--- BEGIN ---

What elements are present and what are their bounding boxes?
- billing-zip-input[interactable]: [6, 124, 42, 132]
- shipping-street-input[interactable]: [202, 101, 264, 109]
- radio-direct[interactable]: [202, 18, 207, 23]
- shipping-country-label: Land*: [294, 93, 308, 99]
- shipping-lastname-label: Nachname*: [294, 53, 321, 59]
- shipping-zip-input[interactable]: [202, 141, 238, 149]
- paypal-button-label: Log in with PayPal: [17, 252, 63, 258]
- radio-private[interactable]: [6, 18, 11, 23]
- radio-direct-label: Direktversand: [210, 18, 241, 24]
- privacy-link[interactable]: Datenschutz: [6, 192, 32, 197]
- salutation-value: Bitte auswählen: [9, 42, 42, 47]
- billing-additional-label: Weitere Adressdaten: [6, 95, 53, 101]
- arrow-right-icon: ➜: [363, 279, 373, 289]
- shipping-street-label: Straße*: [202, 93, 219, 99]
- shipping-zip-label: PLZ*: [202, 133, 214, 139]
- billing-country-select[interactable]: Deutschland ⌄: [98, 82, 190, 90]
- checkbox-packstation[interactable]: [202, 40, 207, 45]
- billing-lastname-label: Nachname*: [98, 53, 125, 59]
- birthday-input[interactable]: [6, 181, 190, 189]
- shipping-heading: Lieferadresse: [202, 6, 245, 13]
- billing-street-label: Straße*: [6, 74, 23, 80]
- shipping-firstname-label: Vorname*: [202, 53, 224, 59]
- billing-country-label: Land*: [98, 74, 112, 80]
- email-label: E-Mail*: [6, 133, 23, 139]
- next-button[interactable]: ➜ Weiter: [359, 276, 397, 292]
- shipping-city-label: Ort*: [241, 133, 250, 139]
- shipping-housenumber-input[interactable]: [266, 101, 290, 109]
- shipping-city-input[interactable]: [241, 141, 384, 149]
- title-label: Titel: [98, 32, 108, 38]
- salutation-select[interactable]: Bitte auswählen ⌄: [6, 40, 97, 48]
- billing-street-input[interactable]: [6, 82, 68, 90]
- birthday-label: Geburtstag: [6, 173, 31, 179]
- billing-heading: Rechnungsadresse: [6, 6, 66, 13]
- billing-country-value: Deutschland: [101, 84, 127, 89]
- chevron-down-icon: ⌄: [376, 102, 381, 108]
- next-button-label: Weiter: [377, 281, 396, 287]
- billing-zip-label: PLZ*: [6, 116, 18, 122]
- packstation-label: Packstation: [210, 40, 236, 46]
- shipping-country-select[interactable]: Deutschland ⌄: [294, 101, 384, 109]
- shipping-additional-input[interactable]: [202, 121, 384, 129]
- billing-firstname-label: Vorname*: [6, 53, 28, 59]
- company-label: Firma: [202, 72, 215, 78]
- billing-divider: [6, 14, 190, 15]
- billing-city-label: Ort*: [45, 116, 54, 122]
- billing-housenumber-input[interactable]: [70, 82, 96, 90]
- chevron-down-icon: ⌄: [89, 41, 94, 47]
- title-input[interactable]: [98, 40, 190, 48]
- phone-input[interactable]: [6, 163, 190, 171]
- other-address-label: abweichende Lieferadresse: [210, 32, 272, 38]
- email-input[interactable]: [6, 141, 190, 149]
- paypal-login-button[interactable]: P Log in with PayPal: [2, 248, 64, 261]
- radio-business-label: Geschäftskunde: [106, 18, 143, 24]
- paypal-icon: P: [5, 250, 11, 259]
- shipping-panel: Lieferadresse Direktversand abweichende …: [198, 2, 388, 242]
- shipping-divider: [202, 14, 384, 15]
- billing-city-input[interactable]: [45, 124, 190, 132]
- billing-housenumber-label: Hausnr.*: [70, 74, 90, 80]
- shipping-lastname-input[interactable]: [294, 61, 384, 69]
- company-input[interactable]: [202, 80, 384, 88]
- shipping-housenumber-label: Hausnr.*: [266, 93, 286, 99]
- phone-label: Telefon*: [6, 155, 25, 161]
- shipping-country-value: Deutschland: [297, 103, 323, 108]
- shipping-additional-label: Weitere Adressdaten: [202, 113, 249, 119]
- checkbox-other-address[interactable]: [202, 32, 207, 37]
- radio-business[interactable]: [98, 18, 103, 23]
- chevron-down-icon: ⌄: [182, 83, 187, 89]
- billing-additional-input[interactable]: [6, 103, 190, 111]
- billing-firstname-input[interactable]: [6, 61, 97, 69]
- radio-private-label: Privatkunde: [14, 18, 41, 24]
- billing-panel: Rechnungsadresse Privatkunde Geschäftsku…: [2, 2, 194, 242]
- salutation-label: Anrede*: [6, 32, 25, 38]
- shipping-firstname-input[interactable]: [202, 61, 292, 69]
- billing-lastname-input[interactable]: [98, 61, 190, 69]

--- END ---

> **TO DO**
Reproduce all of the data above verbatim, line for line, without altering any character.

> **ANSWER TO THIS PROBLEM**
What elements are present and what are their bounding boxes?
- billing-zip-input[interactable]: [6, 124, 42, 132]
- shipping-street-input[interactable]: [202, 101, 264, 109]
- radio-direct[interactable]: [202, 18, 207, 23]
- shipping-country-label: Land*: [294, 93, 308, 99]
- shipping-lastname-label: Nachname*: [294, 53, 321, 59]
- shipping-zip-input[interactable]: [202, 141, 238, 149]
- paypal-button-label: Log in with PayPal: [17, 252, 63, 258]
- radio-private[interactable]: [6, 18, 11, 23]
- radio-direct-label: Direktversand: [210, 18, 241, 24]
- privacy-link[interactable]: Datenschutz: [6, 192, 32, 197]
- salutation-value: Bitte auswählen: [9, 42, 42, 47]
- billing-additional-label: Weitere Adressdaten: [6, 95, 53, 101]
- arrow-right-icon: ➜: [363, 279, 373, 289]
- shipping-street-label: Straße*: [202, 93, 219, 99]
- shipping-zip-label: PLZ*: [202, 133, 214, 139]
- billing-country-select[interactable]: Deutschland ⌄: [98, 82, 190, 90]
- checkbox-packstation[interactable]: [202, 40, 207, 45]
- billing-lastname-label: Nachname*: [98, 53, 125, 59]
- birthday-input[interactable]: [6, 181, 190, 189]
- shipping-heading: Lieferadresse: [202, 6, 245, 13]
- billing-street-label: Straße*: [6, 74, 23, 80]
- shipping-firstname-label: Vorname*: [202, 53, 224, 59]
- billing-country-label: Land*: [98, 74, 112, 80]
- email-label: E-Mail*: [6, 133, 23, 139]
- next-button[interactable]: ➜ Weiter: [359, 276, 397, 292]
- shipping-city-label: Ort*: [241, 133, 250, 139]
- shipping-housenumber-input[interactable]: [266, 101, 290, 109]
- shipping-city-input[interactable]: [241, 141, 384, 149]
- title-label: Titel: [98, 32, 108, 38]
- salutation-select[interactable]: Bitte auswählen ⌄: [6, 40, 97, 48]
- billing-street-input[interactable]: [6, 82, 68, 90]
- birthday-label: Geburtstag: [6, 173, 31, 179]
- billing-heading: Rechnungsadresse: [6, 6, 66, 13]
- billing-country-value: Deutschland: [101, 84, 127, 89]
- chevron-down-icon: ⌄: [376, 102, 381, 108]
- next-button-label: Weiter: [377, 281, 396, 287]
- billing-zip-label: PLZ*: [6, 116, 18, 122]
- packstation-label: Packstation: [210, 40, 236, 46]
- shipping-country-select[interactable]: Deutschland ⌄: [294, 101, 384, 109]
- shipping-additional-input[interactable]: [202, 121, 384, 129]
- billing-firstname-label: Vorname*: [6, 53, 28, 59]
- company-label: Firma: [202, 72, 215, 78]
- billing-divider: [6, 14, 190, 15]
- billing-city-label: Ort*: [45, 116, 54, 122]
- billing-housenumber-input[interactable]: [70, 82, 96, 90]
- chevron-down-icon: ⌄: [89, 41, 94, 47]
- title-input[interactable]: [98, 40, 190, 48]
- phone-input[interactable]: [6, 163, 190, 171]
- other-address-label: abweichende Lieferadresse: [210, 32, 272, 38]
- email-input[interactable]: [6, 141, 190, 149]
- paypal-login-button[interactable]: P Log in with PayPal: [2, 248, 64, 261]
- radio-business-label: Geschäftskunde: [106, 18, 143, 24]
- paypal-icon: P: [5, 250, 11, 259]
- shipping-panel: Lieferadresse Direktversand abweichende …: [198, 2, 388, 242]
- shipping-divider: [202, 14, 384, 15]
- billing-city-input[interactable]: [45, 124, 190, 132]
- billing-housenumber-label: Hausnr.*: [70, 74, 90, 80]
- shipping-lastname-input[interactable]: [294, 61, 384, 69]
- company-input[interactable]: [202, 80, 384, 88]
- shipping-housenumber-label: Hausnr.*: [266, 93, 286, 99]
- phone-label: Telefon*: [6, 155, 25, 161]
- shipping-country-value: Deutschland: [297, 103, 323, 108]
- shipping-additional-label: Weitere Adressdaten: [202, 113, 249, 119]
- checkbox-other-address[interactable]: [202, 32, 207, 37]
- radio-business[interactable]: [98, 18, 103, 23]
- chevron-down-icon: ⌄: [182, 83, 187, 89]
- billing-additional-input[interactable]: [6, 103, 190, 111]
- billing-firstname-input[interactable]: [6, 61, 97, 69]
- radio-private-label: Privatkunde: [14, 18, 41, 24]
- billing-panel: Rechnungsadresse Privatkunde Geschäftsku…: [2, 2, 194, 242]
- salutation-label: Anrede*: [6, 32, 25, 38]
- shipping-firstname-input[interactable]: [202, 61, 292, 69]
- billing-lastname-input[interactable]: [98, 61, 190, 69]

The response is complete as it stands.